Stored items
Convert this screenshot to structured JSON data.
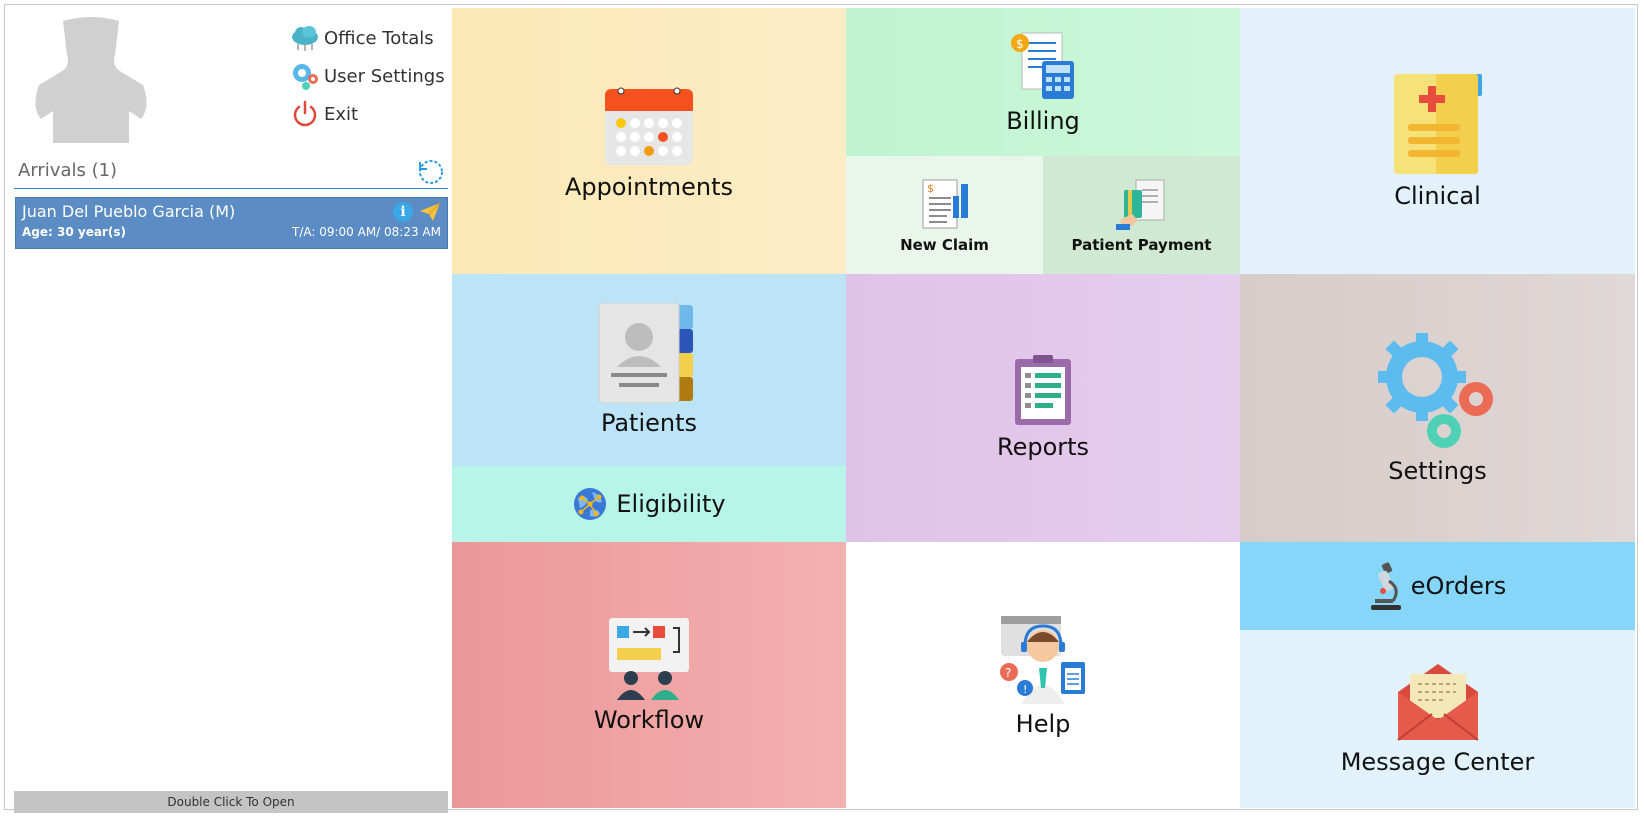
{
  "left": {
    "menu": {
      "office_totals": "Office Totals",
      "user_settings": "User Settings",
      "exit": "Exit"
    },
    "arrivals": {
      "title": "Arrivals (1)",
      "items": [
        {
          "name": "Juan Del Pueblo Garcia (M)",
          "age": "Age: 30 year(s)",
          "ta": "T/A: 09:00 AM/ 08:23 AM"
        }
      ]
    },
    "footer": "Double Click To Open"
  },
  "tiles": {
    "appointments": "Appointments",
    "billing": "Billing",
    "new_claim": "New Claim",
    "patient_payment": "Patient Payment",
    "clinical": "Clinical",
    "patients": "Patients",
    "eligibility": "Eligibility",
    "reports": "Reports",
    "settings": "Settings",
    "workflow": "Workflow",
    "help": "Help",
    "eorders": "eOrders",
    "message_center": "Message Center"
  },
  "colors": {
    "appointments": "#fbeab9",
    "billing": "#c5f5d5",
    "new_claim": "#eaf6ec",
    "patient_payment": "#cfe9d2",
    "clinical": "#e3f1fb",
    "patients": "#bde4f6",
    "eligibility": "#b6f5e7",
    "reports": "#e2c6ea",
    "settings": "#dcd2cf",
    "workflow": "#efa3a3",
    "help": "#ffffff",
    "eorders": "#86d6fa",
    "message_center": "#e1f2fb",
    "arrival_card": "#5b8cc4"
  }
}
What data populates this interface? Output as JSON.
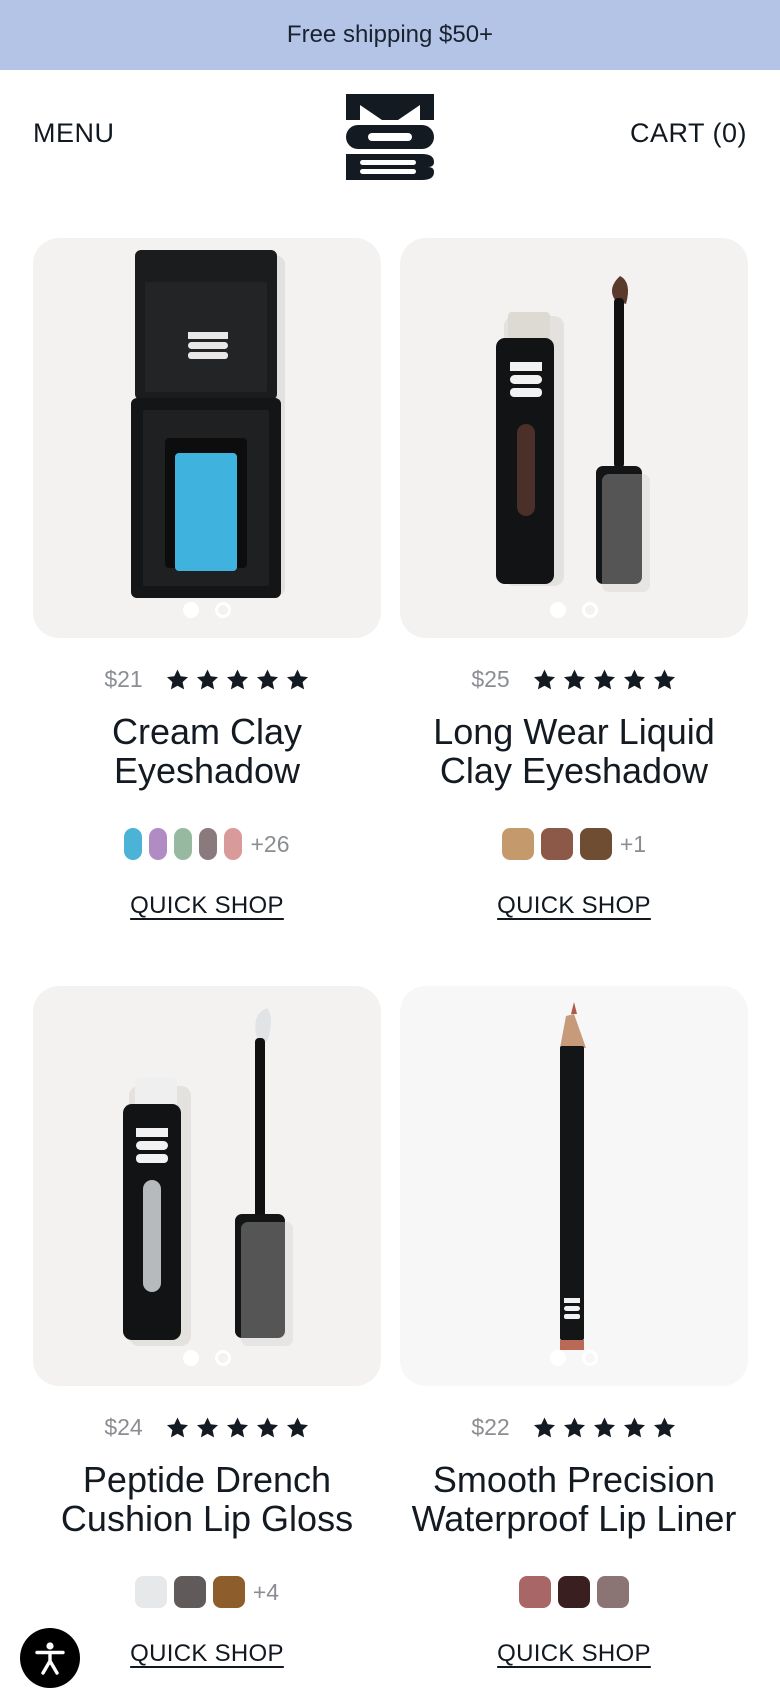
{
  "promo": {
    "text": "Free shipping $50+"
  },
  "header": {
    "menu_label": "MENU",
    "cart_label": "CART (0)",
    "logo_text": "MOB"
  },
  "products": [
    {
      "price": "$21",
      "rating": 5,
      "name_line1": "Cream Clay",
      "name_line2": "Eyeshadow",
      "swatches": [
        "#4ab3d6",
        "#b18cc4",
        "#97b9a0",
        "#8a7a7d",
        "#d99a9a"
      ],
      "more": "+26",
      "quick_shop": "QUICK SHOP",
      "image_dots": 2,
      "active_dot": 0
    },
    {
      "price": "$25",
      "rating": 5,
      "name_line1": "Long Wear Liquid",
      "name_line2": "Clay Eyeshadow",
      "swatches": [
        "#c49a6c",
        "#8c5847",
        "#6e4d33"
      ],
      "more": "+1",
      "quick_shop": "QUICK SHOP",
      "image_dots": 2,
      "active_dot": 0
    },
    {
      "price": "$24",
      "rating": 5,
      "name_line1": "Peptide Drench",
      "name_line2": "Cushion Lip Gloss",
      "swatches": [
        "#e6e8ea",
        "#605a5a",
        "#8d5d2c"
      ],
      "more": "+4",
      "quick_shop": "QUICK SHOP",
      "image_dots": 2,
      "active_dot": 0
    },
    {
      "price": "$22",
      "rating": 5,
      "name_line1": "Smooth Precision",
      "name_line2": "Waterproof Lip Liner",
      "swatches": [
        "#a86766",
        "#3a1f20",
        "#8a7474"
      ],
      "more": "",
      "quick_shop": "QUICK SHOP",
      "image_dots": 2,
      "active_dot": 0
    }
  ],
  "accessibility": {
    "icon": "accessibility-icon"
  },
  "colors": {
    "promo_bg": "#b3c4e6",
    "text": "#111820",
    "muted": "#8a8d91",
    "card_bg": "#f3f2f0"
  }
}
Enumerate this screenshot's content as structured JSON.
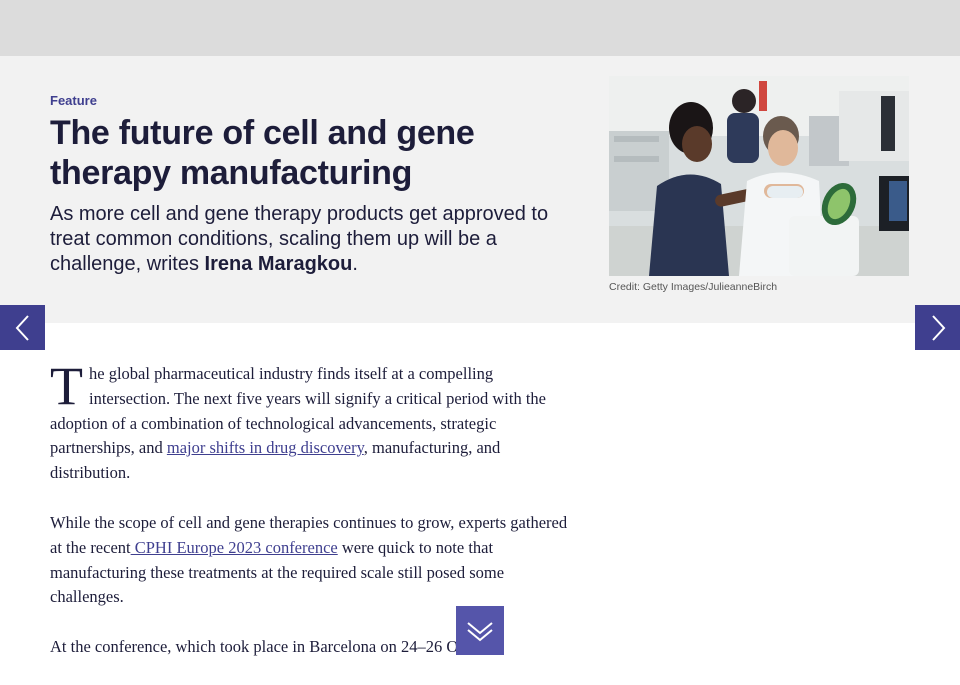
{
  "hero": {
    "eyebrow": "Feature",
    "title": "The future of cell and gene therapy manufacturing",
    "standfirst_pre": "As more cell and gene therapy products get approved to treat common conditions, scaling them up will be a challenge, writes ",
    "author": "Irena Maragkou",
    "standfirst_post": ".",
    "image_credit": "Credit: Getty Images/JulieanneBirch"
  },
  "nav": {
    "prev_icon": "chevron-left-icon",
    "next_icon": "chevron-right-icon",
    "scroll_icon": "double-chevron-down-icon"
  },
  "article": {
    "p1_dropcap": "T",
    "p1_text_a": "he global pharmaceutical industry finds itself at a compelling intersection. The next five years will signify a critical period with the adoption of a combination of technological advancements, strategic partnerships, and ",
    "p1_link": "major shifts in drug discovery",
    "p1_text_b": ", manufacturing, and distribution.",
    "p2_text_a": "While the scope of cell and gene therapies continues to grow, experts gathered at the recent",
    "p2_link": " CPHI Europe 2023 conference",
    "p2_text_b": " were quick to note that manufacturing these treatments at the required scale still posed some challenges.",
    "p3_text": "At the conference, which took place in Barcelona on 24–26 October,"
  },
  "colors": {
    "accent": "#3f3f8f",
    "hero_bg": "#f2f2f2",
    "topbar_bg": "#dcdcdc",
    "text": "#1d1d3a"
  }
}
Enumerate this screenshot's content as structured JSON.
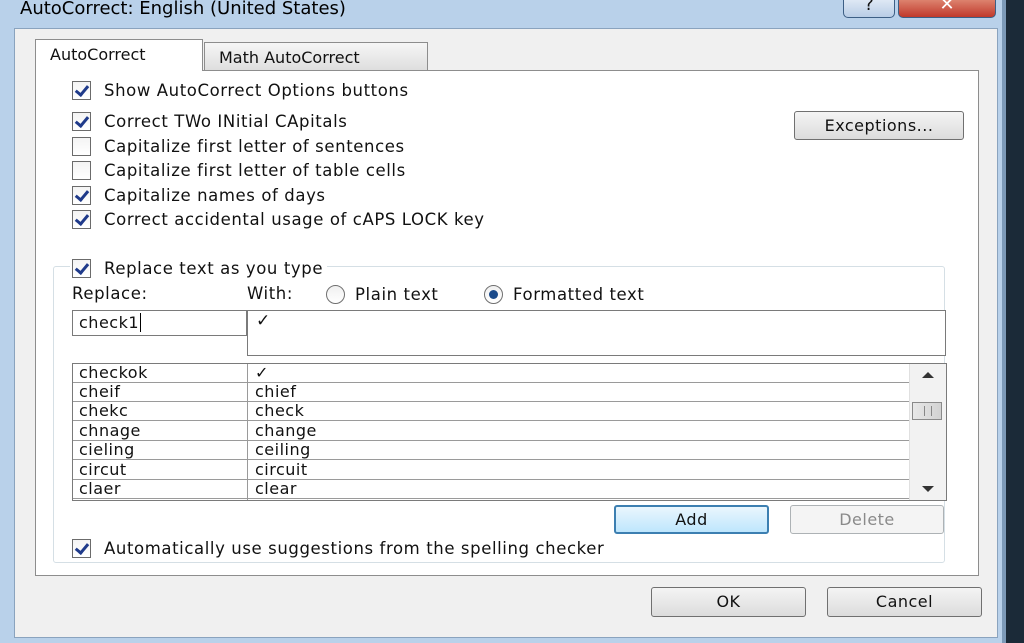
{
  "window": {
    "title": "AutoCorrect: English (United States)",
    "help_glyph": "?",
    "close_glyph": "✕"
  },
  "tabs": [
    {
      "label": "AutoCorrect",
      "active": true
    },
    {
      "label": "Math AutoCorrect",
      "active": false
    }
  ],
  "options": {
    "show_buttons": {
      "label": "Show AutoCorrect Options buttons",
      "checked": true
    },
    "two_initials": {
      "label": "Correct TWo INitial CApitals",
      "checked": true
    },
    "first_sentence": {
      "label": "Capitalize first letter of sentences",
      "checked": false
    },
    "first_table_cell": {
      "label": "Capitalize first letter of table cells",
      "checked": false
    },
    "names_of_days": {
      "label": "Capitalize names of days",
      "checked": true
    },
    "caps_lock": {
      "label": "Correct accidental usage of cAPS LOCK key",
      "checked": true
    }
  },
  "exceptions_label": "Exceptions...",
  "replace_group": {
    "label": "Replace text as you type",
    "checked": true,
    "replace_label": "Replace:",
    "with_label": "With:",
    "plain_text_label": "Plain text",
    "formatted_text_label": "Formatted text",
    "selected_mode": "formatted",
    "replace_value": "check1",
    "with_value": "✓"
  },
  "entries": [
    {
      "replace": "checkok",
      "with": "✓"
    },
    {
      "replace": "cheif",
      "with": "chief"
    },
    {
      "replace": "chekc",
      "with": "check"
    },
    {
      "replace": "chnage",
      "with": "change"
    },
    {
      "replace": "cieling",
      "with": "ceiling"
    },
    {
      "replace": "circut",
      "with": "circuit"
    },
    {
      "replace": "claer",
      "with": "clear"
    }
  ],
  "add_label": "Add",
  "delete_label": "Delete",
  "spelling_suggestions": {
    "label": "Automatically use suggestions from the spelling checker",
    "checked": true
  },
  "ok_label": "OK",
  "cancel_label": "Cancel"
}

## ABOUT THIS TASK
Your copy of the records must match them exactly, except that no pictures appear in it.

## ANSWER TO THIS EXERCISE
Convert this screenshot to structured JSON data.
{
  "left": {
    "menu": {
      "office_totals": "Office Totals",
      "user_settings": "User Settings",
      "exit": "Exit"
    },
    "arrivals": {
      "title": "Arrivals (1)",
      "items": [
        {
          "name": "Juan Del Pueblo Garcia (M)",
          "age": "Age: 30 year(s)",
          "ta": "T/A: 09:00 AM/ 08:23 AM"
        }
      ]
    },
    "footer": "Double Click To Open"
  },
  "tiles": {
    "appointments": "Appointments",
    "billing": "Billing",
    "new_claim": "New Claim",
    "patient_payment": "Patient Payment",
    "clinical": "Clinical",
    "patients": "Patients",
    "eligibility": "Eligibility",
    "reports": "Reports",
    "settings": "Settings",
    "workflow": "Workflow",
    "help": "Help",
    "eorders": "eOrders",
    "message_center": "Message Center"
  },
  "colors": {
    "appointments": "#fbeab9",
    "billing": "#c5f5d5",
    "new_claim": "#eaf6ec",
    "patient_payment": "#cfe9d2",
    "clinical": "#e3f1fb",
    "patients": "#bde4f6",
    "eligibility": "#b6f5e7",
    "reports": "#e2c6ea",
    "settings": "#dcd2cf",
    "workflow": "#efa3a3",
    "help": "#ffffff",
    "eorders": "#86d6fa",
    "message_center": "#e1f2fb",
    "arrival_card": "#5b8cc4"
  }
}
What data populates this interface? Output as JSON.
{
  "promo": {
    "text": "Free shipping $50+"
  },
  "header": {
    "menu_label": "MENU",
    "cart_label": "CART (0)",
    "logo_text": "MOB"
  },
  "products": [
    {
      "price": "$21",
      "rating": 5,
      "name_line1": "Cream Clay",
      "name_line2": "Eyeshadow",
      "swatches": [
        "#4ab3d6",
        "#b18cc4",
        "#97b9a0",
        "#8a7a7d",
        "#d99a9a"
      ],
      "more": "+26",
      "quick_shop": "QUICK SHOP",
      "image_dots": 2,
      "active_dot": 0
    },
    {
      "price": "$25",
      "rating": 5,
      "name_line1": "Long Wear Liquid",
      "name_line2": "Clay Eyeshadow",
      "swatches": [
        "#c49a6c",
        "#8c5847",
        "#6e4d33"
      ],
      "more": "+1",
      "quick_shop": "QUICK SHOP",
      "image_dots": 2,
      "active_dot": 0
    },
    {
      "price": "$24",
      "rating": 5,
      "name_line1": "Peptide Drench",
      "name_line2": "Cushion Lip Gloss",
      "swatches": [
        "#e6e8ea",
        "#605a5a",
        "#8d5d2c"
      ],
      "more": "+4",
      "quick_shop": "QUICK SHOP",
      "image_dots": 2,
      "active_dot": 0
    },
    {
      "price": "$22",
      "rating": 5,
      "name_line1": "Smooth Precision",
      "name_line2": "Waterproof Lip Liner",
      "swatches": [
        "#a86766",
        "#3a1f20",
        "#8a7474"
      ],
      "more": "",
      "quick_shop": "QUICK SHOP",
      "image_dots": 2,
      "active_dot": 0
    }
  ],
  "accessibility": {
    "icon": "accessibility-icon"
  },
  "colors": {
    "promo_bg": "#b3c4e6",
    "text": "#111820",
    "muted": "#8a8d91",
    "card_bg": "#f3f2f0"
  }
}
Enumerate this screenshot's content as structured JSON.
{
  "hero": {
    "eyebrow": "Feature",
    "title": "The future of cell and gene therapy manufacturing",
    "standfirst_pre": "As more cell and gene therapy products get approved to treat common conditions, scaling them up will be a challenge, writes ",
    "author": "Irena Maragkou",
    "standfirst_post": ".",
    "image_credit": "Credit: Getty Images/JulieanneBirch"
  },
  "nav": {
    "prev_icon": "chevron-left-icon",
    "next_icon": "chevron-right-icon",
    "scroll_icon": "double-chevron-down-icon"
  },
  "article": {
    "p1_dropcap": "T",
    "p1_text_a": "he global pharmaceutical industry finds itself at a compelling intersection. The next five years will signify a critical period with the adoption of a combination of technological advancements, strategic partnerships, and ",
    "p1_link": "major shifts in drug discovery",
    "p1_text_b": ", manufacturing, and distribution.",
    "p2_text_a": "While the scope of cell and gene therapies continues to grow, experts gathered at the recent",
    "p2_link": " CPHI Europe 2023 conference",
    "p2_text_b": " were quick to note that manufacturing these treatments at the required scale still posed some challenges.",
    "p3_text": "At the conference, which took place in Barcelona on 24–26 October,"
  },
  "colors": {
    "accent": "#3f3f8f",
    "hero_bg": "#f2f2f2",
    "topbar_bg": "#dcdcdc",
    "text": "#1d1d3a"
  }
}
Enumerate this screenshot's content as structured JSON.
{
  "window": {
    "title": "AutoCorrect: English (United States)",
    "help_glyph": "?",
    "close_glyph": "✕"
  },
  "tabs": [
    {
      "label": "AutoCorrect",
      "active": true
    },
    {
      "label": "Math AutoCorrect",
      "active": false
    }
  ],
  "options": {
    "show_buttons": {
      "label": "Show AutoCorrect Options buttons",
      "checked": true
    },
    "two_initials": {
      "label": "Correct TWo INitial CApitals",
      "checked": true
    },
    "first_sentence": {
      "label": "Capitalize first letter of sentences",
      "checked": false
    },
    "first_table_cell": {
      "label": "Capitalize first letter of table cells",
      "checked": false
    },
    "names_of_days": {
      "label": "Capitalize names of days",
      "checked": true
    },
    "caps_lock": {
      "label": "Correct accidental usage of cAPS LOCK key",
      "checked": true
    }
  },
  "exceptions_label": "Exceptions...",
  "replace_group": {
    "label": "Replace text as you type",
    "checked": true,
    "replace_label": "Replace:",
    "with_label": "With:",
    "plain_text_label": "Plain text",
    "formatted_text_label": "Formatted text",
    "selected_mode": "formatted",
    "replace_value": "check1",
    "with_value": "✓"
  },
  "entries": [
    {
      "replace": "checkok",
      "with": "✓"
    },
    {
      "replace": "cheif",
      "with": "chief"
    },
    {
      "replace": "chekc",
      "with": "check"
    },
    {
      "replace": "chnage",
      "with": "change"
    },
    {
      "replace": "cieling",
      "with": "ceiling"
    },
    {
      "replace": "circut",
      "with": "circuit"
    },
    {
      "replace": "claer",
      "with": "clear"
    }
  ],
  "add_label": "Add",
  "delete_label": "Delete",
  "spelling_suggestions": {
    "label": "Automatically use suggestions from the spelling checker",
    "checked": true
  },
  "ok_label": "OK",
  "cancel_label": "Cancel"
}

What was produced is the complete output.